[What to work on] Set the pictures aside and set down only the lines from the line holding "What text is on this page?" through the end of the entries below, ends included.

[Data entries]
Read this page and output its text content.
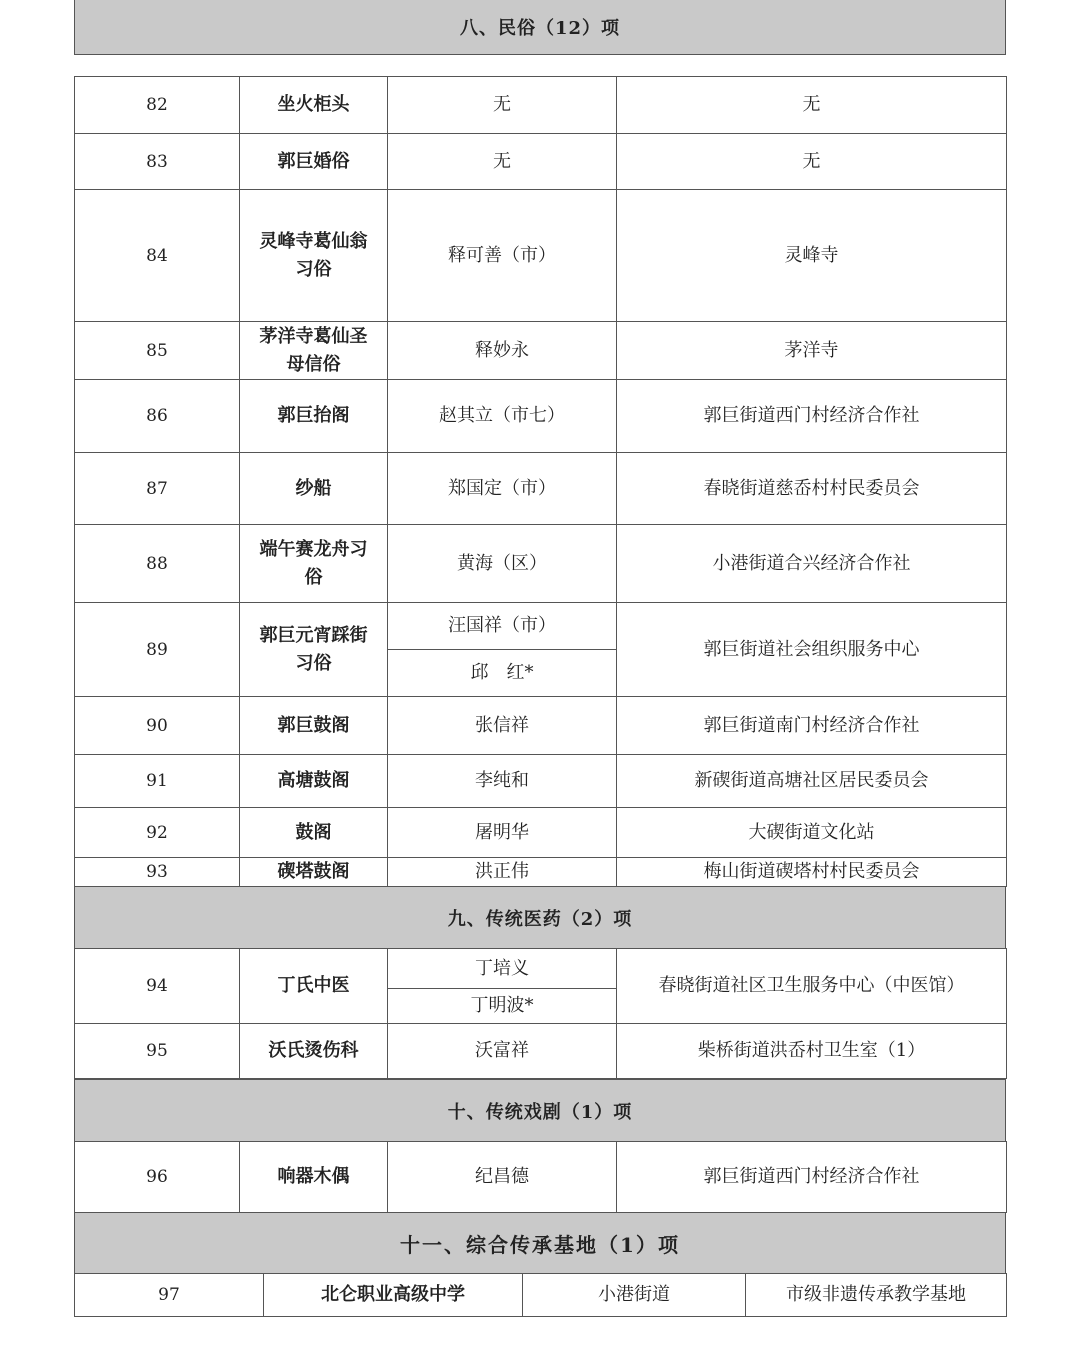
八、民俗（12）项
82	坐火柜头	无	无
83	郭巨婚俗	无	无
84	灵峰寺葛仙翁习俗	释可善（市）	灵峰寺
85	茅洋寺葛仙圣母信俗	释妙永	茅洋寺
86	郭巨抬阁	赵其立（市七）	郭巨街道西门村经济合作社
87	纱船	郑国定（市）	春晓街道慈岙村村民委员会
88	端午赛龙舟习俗	黄海（区）	小港街道合兴经济合作社
89	郭巨元宵踩街习俗	汪国祥（市）	郭巨街道社会组织服务中心
		邱　红*	
90	郭巨鼓阁	张信祥	郭巨街道南门村经济合作社
91	高塘鼓阁	李纯和	新碶街道高塘社区居民委员会
92	鼓阁	屠明华	大碶街道文化站
93	碶塔鼓阁	洪正伟	梅山街道碶塔村村民委员会
九、传统医药（2）项
94	丁氏中医	丁培义	春晓街道社区卫生服务中心（中医馆）
		丁明波*	
95	沃氏烫伤科	沃富祥	柴桥街道洪岙村卫生室（1）
十、传统戏剧（1）项
96	响器木偶	纪昌德	郭巨街道西门村经济合作社
十一、综合传承基地（1）项
97	北仑职业高级中学	小港街道	市级非遗传承教学基地
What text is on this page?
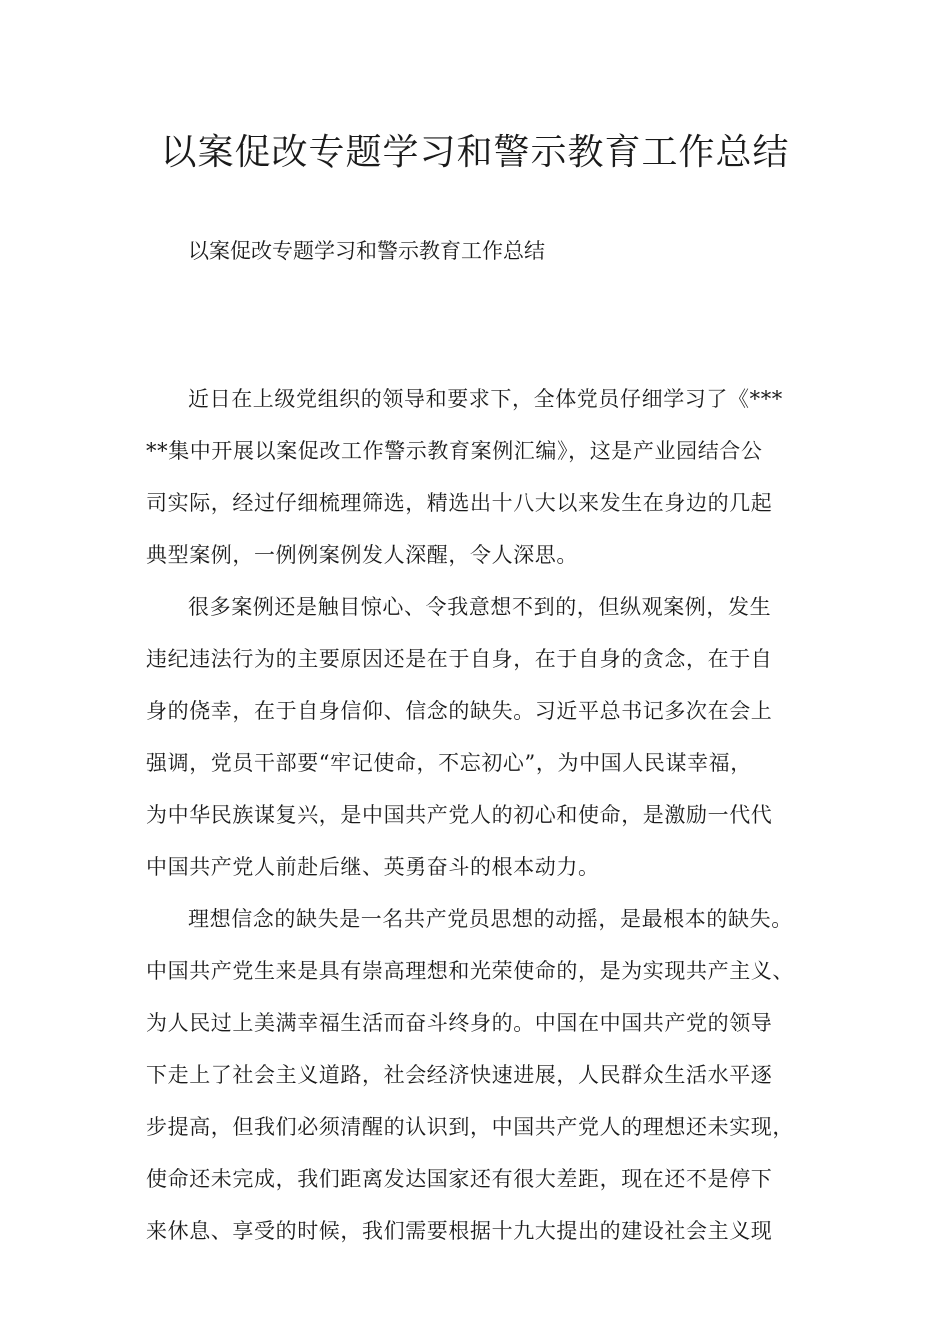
以案促改专题学习和警示教育工作总结

以案促改专题学习和警示教育工作总结

近日在上级党组织的领导和要求下，全体党员仔细学习了《***
**集中开展以案促改工作警示教育案例汇编》，这是产业园结合公
司实际，经过仔细梳理筛选，精选出十八大以来发生在身边的几起
典型案例，一例例案例发人深醒，令人深思。
很多案例还是触目惊心、令我意想不到的，但纵观案例，发生
违纪违法行为的主要原因还是在于自身，在于自身的贪念，在于自
身的侥幸，在于自身信仰、信念的缺失。习近平总书记多次在会上
强调，党员干部要“牢记使命，不忘初心”，为中国人民谋幸福，
为中华民族谋复兴，是中国共产党人的初心和使命，是激励一代代
中国共产党人前赴后继、英勇奋斗的根本动力。
理想信念的缺失是一名共产党员思想的动摇，是最根本的缺失。
中国共产党生来是具有崇高理想和光荣使命的，是为实现共产主义、
为人民过上美满幸福生活而奋斗终身的。中国在中国共产党的领导
下走上了社会主义道路，社会经济快速进展，人民群众生活水平逐
步提高，但我们必须清醒的认识到，中国共产党人的理想还未实现，
使命还未完成，我们距离发达国家还有很大差距，现在还不是停下
来休息、享受的时候，我们需要根据十九大提出的建设社会主义现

[Expected answer]
What text is on this page?
以案促改专题学习和警示教育工作总结

以案促改专题学习和警示教育工作总结

近日在上级党组织的领导和要求下，全体党员仔细学习了《***
**集中开展以案促改工作警示教育案例汇编》，这是产业园结合公
司实际，经过仔细梳理筛选，精选出十八大以来发生在身边的几起
典型案例，一例例案例发人深醒，令人深思。
很多案例还是触目惊心、令我意想不到的，但纵观案例，发生
违纪违法行为的主要原因还是在于自身，在于自身的贪念，在于自
身的侥幸，在于自身信仰、信念的缺失。习近平总书记多次在会上
强调，党员干部要“牢记使命，不忘初心”，为中国人民谋幸福，
为中华民族谋复兴，是中国共产党人的初心和使命，是激励一代代
中国共产党人前赴后继、英勇奋斗的根本动力。
理想信念的缺失是一名共产党员思想的动摇，是最根本的缺失。
中国共产党生来是具有崇高理想和光荣使命的，是为实现共产主义、
为人民过上美满幸福生活而奋斗终身的。中国在中国共产党的领导
下走上了社会主义道路，社会经济快速进展，人民群众生活水平逐
步提高，但我们必须清醒的认识到，中国共产党人的理想还未实现，
使命还未完成，我们距离发达国家还有很大差距，现在还不是停下
来休息、享受的时候，我们需要根据十九大提出的建设社会主义现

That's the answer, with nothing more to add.